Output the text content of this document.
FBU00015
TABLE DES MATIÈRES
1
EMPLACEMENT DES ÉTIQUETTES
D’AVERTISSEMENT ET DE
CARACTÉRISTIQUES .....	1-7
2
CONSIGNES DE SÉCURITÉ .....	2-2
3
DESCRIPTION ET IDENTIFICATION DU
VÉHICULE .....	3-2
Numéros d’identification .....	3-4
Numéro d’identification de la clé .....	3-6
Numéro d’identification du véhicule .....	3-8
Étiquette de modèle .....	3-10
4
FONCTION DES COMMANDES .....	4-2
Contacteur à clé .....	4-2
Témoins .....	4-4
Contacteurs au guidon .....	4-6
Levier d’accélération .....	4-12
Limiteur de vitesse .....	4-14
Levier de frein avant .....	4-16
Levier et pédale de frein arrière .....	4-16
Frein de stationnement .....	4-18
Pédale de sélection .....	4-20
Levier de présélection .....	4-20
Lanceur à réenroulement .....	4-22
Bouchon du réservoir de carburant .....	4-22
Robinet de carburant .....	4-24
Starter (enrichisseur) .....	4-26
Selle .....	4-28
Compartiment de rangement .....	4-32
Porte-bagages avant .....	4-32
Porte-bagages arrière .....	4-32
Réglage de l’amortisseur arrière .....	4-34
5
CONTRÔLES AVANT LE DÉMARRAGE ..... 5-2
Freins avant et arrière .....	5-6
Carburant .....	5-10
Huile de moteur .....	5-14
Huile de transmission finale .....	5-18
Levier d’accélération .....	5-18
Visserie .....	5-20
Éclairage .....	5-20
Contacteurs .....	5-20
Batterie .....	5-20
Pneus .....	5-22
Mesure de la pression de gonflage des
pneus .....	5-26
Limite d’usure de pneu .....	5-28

* Task statement *
Gather all lines from the records above in which "Porte" appears.

* Exercise answer *
Porte-bagages avant .....	4-32
Porte-bagages arrière .....	4-32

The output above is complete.